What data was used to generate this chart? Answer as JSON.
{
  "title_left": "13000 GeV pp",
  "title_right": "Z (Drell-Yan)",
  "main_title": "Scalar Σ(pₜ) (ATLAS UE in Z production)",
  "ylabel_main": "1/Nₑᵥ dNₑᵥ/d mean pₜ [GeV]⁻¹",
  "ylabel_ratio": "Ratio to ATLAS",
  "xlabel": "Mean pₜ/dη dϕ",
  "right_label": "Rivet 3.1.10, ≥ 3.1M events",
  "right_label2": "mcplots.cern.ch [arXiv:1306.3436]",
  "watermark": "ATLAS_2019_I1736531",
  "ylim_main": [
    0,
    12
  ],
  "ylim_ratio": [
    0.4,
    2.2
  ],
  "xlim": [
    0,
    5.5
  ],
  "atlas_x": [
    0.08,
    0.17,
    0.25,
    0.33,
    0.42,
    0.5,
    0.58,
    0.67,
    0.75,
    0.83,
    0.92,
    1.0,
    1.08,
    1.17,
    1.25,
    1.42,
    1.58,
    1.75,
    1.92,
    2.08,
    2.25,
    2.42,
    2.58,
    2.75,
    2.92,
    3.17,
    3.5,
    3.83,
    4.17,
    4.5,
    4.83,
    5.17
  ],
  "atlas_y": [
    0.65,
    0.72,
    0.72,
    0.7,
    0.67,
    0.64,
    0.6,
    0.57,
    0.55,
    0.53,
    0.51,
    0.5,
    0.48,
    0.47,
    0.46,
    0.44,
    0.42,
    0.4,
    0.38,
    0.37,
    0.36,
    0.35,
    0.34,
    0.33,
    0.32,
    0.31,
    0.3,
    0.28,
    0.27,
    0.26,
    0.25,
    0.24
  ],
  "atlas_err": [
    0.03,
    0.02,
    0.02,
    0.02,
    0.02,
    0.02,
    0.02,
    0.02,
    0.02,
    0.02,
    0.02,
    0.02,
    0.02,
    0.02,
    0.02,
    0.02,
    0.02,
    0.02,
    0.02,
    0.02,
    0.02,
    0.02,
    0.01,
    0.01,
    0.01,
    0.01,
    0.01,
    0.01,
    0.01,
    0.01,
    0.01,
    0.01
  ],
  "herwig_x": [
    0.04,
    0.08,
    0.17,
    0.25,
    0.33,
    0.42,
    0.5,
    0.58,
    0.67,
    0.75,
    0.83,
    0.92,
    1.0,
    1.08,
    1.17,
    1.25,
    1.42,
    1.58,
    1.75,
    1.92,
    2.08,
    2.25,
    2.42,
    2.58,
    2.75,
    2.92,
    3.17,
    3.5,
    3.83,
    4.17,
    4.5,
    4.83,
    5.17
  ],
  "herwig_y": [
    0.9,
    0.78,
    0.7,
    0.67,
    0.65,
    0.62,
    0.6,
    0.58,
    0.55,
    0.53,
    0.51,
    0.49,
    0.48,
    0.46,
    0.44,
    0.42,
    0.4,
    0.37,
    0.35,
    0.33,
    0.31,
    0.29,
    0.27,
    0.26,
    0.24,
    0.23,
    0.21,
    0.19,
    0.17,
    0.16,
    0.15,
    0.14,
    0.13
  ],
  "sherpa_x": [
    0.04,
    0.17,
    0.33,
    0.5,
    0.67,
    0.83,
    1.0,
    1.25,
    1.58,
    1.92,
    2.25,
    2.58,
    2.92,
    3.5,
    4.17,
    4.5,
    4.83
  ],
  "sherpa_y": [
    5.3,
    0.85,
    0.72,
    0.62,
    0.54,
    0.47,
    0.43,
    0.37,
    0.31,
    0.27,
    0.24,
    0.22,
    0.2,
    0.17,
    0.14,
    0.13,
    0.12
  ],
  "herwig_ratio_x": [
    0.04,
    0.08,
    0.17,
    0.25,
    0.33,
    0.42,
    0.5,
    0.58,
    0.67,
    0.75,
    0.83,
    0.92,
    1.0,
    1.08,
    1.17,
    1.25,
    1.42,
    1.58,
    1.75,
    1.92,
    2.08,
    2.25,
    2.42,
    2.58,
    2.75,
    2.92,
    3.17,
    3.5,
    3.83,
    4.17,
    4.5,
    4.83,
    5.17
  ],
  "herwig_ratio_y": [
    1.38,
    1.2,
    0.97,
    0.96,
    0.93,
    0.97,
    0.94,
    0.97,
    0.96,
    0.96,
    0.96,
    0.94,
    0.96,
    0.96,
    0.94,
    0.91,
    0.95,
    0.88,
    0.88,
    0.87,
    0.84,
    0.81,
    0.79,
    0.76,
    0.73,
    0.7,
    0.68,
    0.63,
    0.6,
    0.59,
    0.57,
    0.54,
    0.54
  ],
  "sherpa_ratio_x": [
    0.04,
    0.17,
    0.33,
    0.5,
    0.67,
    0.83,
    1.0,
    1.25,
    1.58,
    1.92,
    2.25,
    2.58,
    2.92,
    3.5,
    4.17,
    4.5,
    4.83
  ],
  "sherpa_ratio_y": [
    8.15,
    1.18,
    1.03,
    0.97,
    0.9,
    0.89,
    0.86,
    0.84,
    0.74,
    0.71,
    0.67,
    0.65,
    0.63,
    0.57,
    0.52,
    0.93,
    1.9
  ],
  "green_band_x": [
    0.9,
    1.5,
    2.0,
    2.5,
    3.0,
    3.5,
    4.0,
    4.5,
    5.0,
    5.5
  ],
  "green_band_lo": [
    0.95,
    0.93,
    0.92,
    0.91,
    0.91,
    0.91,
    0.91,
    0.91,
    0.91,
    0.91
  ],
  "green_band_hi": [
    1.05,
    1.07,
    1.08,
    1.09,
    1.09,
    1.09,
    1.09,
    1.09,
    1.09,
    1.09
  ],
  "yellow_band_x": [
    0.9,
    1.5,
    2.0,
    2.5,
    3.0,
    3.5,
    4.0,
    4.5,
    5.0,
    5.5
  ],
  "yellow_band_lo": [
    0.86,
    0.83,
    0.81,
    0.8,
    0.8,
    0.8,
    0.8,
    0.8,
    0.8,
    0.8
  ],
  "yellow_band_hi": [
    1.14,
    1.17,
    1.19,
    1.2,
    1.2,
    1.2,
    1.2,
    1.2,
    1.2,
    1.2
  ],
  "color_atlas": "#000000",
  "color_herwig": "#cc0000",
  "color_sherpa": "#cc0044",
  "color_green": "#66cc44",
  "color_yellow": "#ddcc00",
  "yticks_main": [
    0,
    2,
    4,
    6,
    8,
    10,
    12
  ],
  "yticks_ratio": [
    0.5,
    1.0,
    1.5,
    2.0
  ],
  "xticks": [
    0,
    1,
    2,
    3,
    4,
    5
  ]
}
○ ○ ○ ○
Print out every record again, exactly and in full.

■ **SOLUTION TO THE PROBLEM**
What data was used to generate this chart? Answer as JSON.
{
  "title_left": "13000 GeV pp",
  "title_right": "Z (Drell-Yan)",
  "main_title": "Scalar Σ(pₜ) (ATLAS UE in Z production)",
  "ylabel_main": "1/Nₑᵥ dNₑᵥ/d mean pₜ [GeV]⁻¹",
  "ylabel_ratio": "Ratio to ATLAS",
  "xlabel": "Mean pₜ/dη dϕ",
  "right_label": "Rivet 3.1.10, ≥ 3.1M events",
  "right_label2": "mcplots.cern.ch [arXiv:1306.3436]",
  "watermark": "ATLAS_2019_I1736531",
  "ylim_main": [
    0,
    12
  ],
  "ylim_ratio": [
    0.4,
    2.2
  ],
  "xlim": [
    0,
    5.5
  ],
  "atlas_x": [
    0.08,
    0.17,
    0.25,
    0.33,
    0.42,
    0.5,
    0.58,
    0.67,
    0.75,
    0.83,
    0.92,
    1.0,
    1.08,
    1.17,
    1.25,
    1.42,
    1.58,
    1.75,
    1.92,
    2.08,
    2.25,
    2.42,
    2.58,
    2.75,
    2.92,
    3.17,
    3.5,
    3.83,
    4.17,
    4.5,
    4.83,
    5.17
  ],
  "atlas_y": [
    0.65,
    0.72,
    0.72,
    0.7,
    0.67,
    0.64,
    0.6,
    0.57,
    0.55,
    0.53,
    0.51,
    0.5,
    0.48,
    0.47,
    0.46,
    0.44,
    0.42,
    0.4,
    0.38,
    0.37,
    0.36,
    0.35,
    0.34,
    0.33,
    0.32,
    0.31,
    0.3,
    0.28,
    0.27,
    0.26,
    0.25,
    0.24
  ],
  "atlas_err": [
    0.03,
    0.02,
    0.02,
    0.02,
    0.02,
    0.02,
    0.02,
    0.02,
    0.02,
    0.02,
    0.02,
    0.02,
    0.02,
    0.02,
    0.02,
    0.02,
    0.02,
    0.02,
    0.02,
    0.02,
    0.02,
    0.02,
    0.01,
    0.01,
    0.01,
    0.01,
    0.01,
    0.01,
    0.01,
    0.01,
    0.01,
    0.01
  ],
  "herwig_x": [
    0.04,
    0.08,
    0.17,
    0.25,
    0.33,
    0.42,
    0.5,
    0.58,
    0.67,
    0.75,
    0.83,
    0.92,
    1.0,
    1.08,
    1.17,
    1.25,
    1.42,
    1.58,
    1.75,
    1.92,
    2.08,
    2.25,
    2.42,
    2.58,
    2.75,
    2.92,
    3.17,
    3.5,
    3.83,
    4.17,
    4.5,
    4.83,
    5.17
  ],
  "herwig_y": [
    0.9,
    0.78,
    0.7,
    0.67,
    0.65,
    0.62,
    0.6,
    0.58,
    0.55,
    0.53,
    0.51,
    0.49,
    0.48,
    0.46,
    0.44,
    0.42,
    0.4,
    0.37,
    0.35,
    0.33,
    0.31,
    0.29,
    0.27,
    0.26,
    0.24,
    0.23,
    0.21,
    0.19,
    0.17,
    0.16,
    0.15,
    0.14,
    0.13
  ],
  "sherpa_x": [
    0.04,
    0.17,
    0.33,
    0.5,
    0.67,
    0.83,
    1.0,
    1.25,
    1.58,
    1.92,
    2.25,
    2.58,
    2.92,
    3.5,
    4.17,
    4.5,
    4.83
  ],
  "sherpa_y": [
    5.3,
    0.85,
    0.72,
    0.62,
    0.54,
    0.47,
    0.43,
    0.37,
    0.31,
    0.27,
    0.24,
    0.22,
    0.2,
    0.17,
    0.14,
    0.13,
    0.12
  ],
  "herwig_ratio_x": [
    0.04,
    0.08,
    0.17,
    0.25,
    0.33,
    0.42,
    0.5,
    0.58,
    0.67,
    0.75,
    0.83,
    0.92,
    1.0,
    1.08,
    1.17,
    1.25,
    1.42,
    1.58,
    1.75,
    1.92,
    2.08,
    2.25,
    2.42,
    2.58,
    2.75,
    2.92,
    3.17,
    3.5,
    3.83,
    4.17,
    4.5,
    4.83,
    5.17
  ],
  "herwig_ratio_y": [
    1.38,
    1.2,
    0.97,
    0.96,
    0.93,
    0.97,
    0.94,
    0.97,
    0.96,
    0.96,
    0.96,
    0.94,
    0.96,
    0.96,
    0.94,
    0.91,
    0.95,
    0.88,
    0.88,
    0.87,
    0.84,
    0.81,
    0.79,
    0.76,
    0.73,
    0.7,
    0.68,
    0.63,
    0.6,
    0.59,
    0.57,
    0.54,
    0.54
  ],
  "sherpa_ratio_x": [
    0.04,
    0.17,
    0.33,
    0.5,
    0.67,
    0.83,
    1.0,
    1.25,
    1.58,
    1.92,
    2.25,
    2.58,
    2.92,
    3.5,
    4.17,
    4.5,
    4.83
  ],
  "sherpa_ratio_y": [
    8.15,
    1.18,
    1.03,
    0.97,
    0.9,
    0.89,
    0.86,
    0.84,
    0.74,
    0.71,
    0.67,
    0.65,
    0.63,
    0.57,
    0.52,
    0.93,
    1.9
  ],
  "green_band_x": [
    0.9,
    1.5,
    2.0,
    2.5,
    3.0,
    3.5,
    4.0,
    4.5,
    5.0,
    5.5
  ],
  "green_band_lo": [
    0.95,
    0.93,
    0.92,
    0.91,
    0.91,
    0.91,
    0.91,
    0.91,
    0.91,
    0.91
  ],
  "green_band_hi": [
    1.05,
    1.07,
    1.08,
    1.09,
    1.09,
    1.09,
    1.09,
    1.09,
    1.09,
    1.09
  ],
  "yellow_band_x": [
    0.9,
    1.5,
    2.0,
    2.5,
    3.0,
    3.5,
    4.0,
    4.5,
    5.0,
    5.5
  ],
  "yellow_band_lo": [
    0.86,
    0.83,
    0.81,
    0.8,
    0.8,
    0.8,
    0.8,
    0.8,
    0.8,
    0.8
  ],
  "yellow_band_hi": [
    1.14,
    1.17,
    1.19,
    1.2,
    1.2,
    1.2,
    1.2,
    1.2,
    1.2,
    1.2
  ],
  "color_atlas": "#000000",
  "color_herwig": "#cc0000",
  "color_sherpa": "#cc0044",
  "color_green": "#66cc44",
  "color_yellow": "#ddcc00",
  "yticks_main": [
    0,
    2,
    4,
    6,
    8,
    10,
    12
  ],
  "yticks_ratio": [
    0.5,
    1.0,
    1.5,
    2.0
  ],
  "xticks": [
    0,
    1,
    2,
    3,
    4,
    5
  ]
}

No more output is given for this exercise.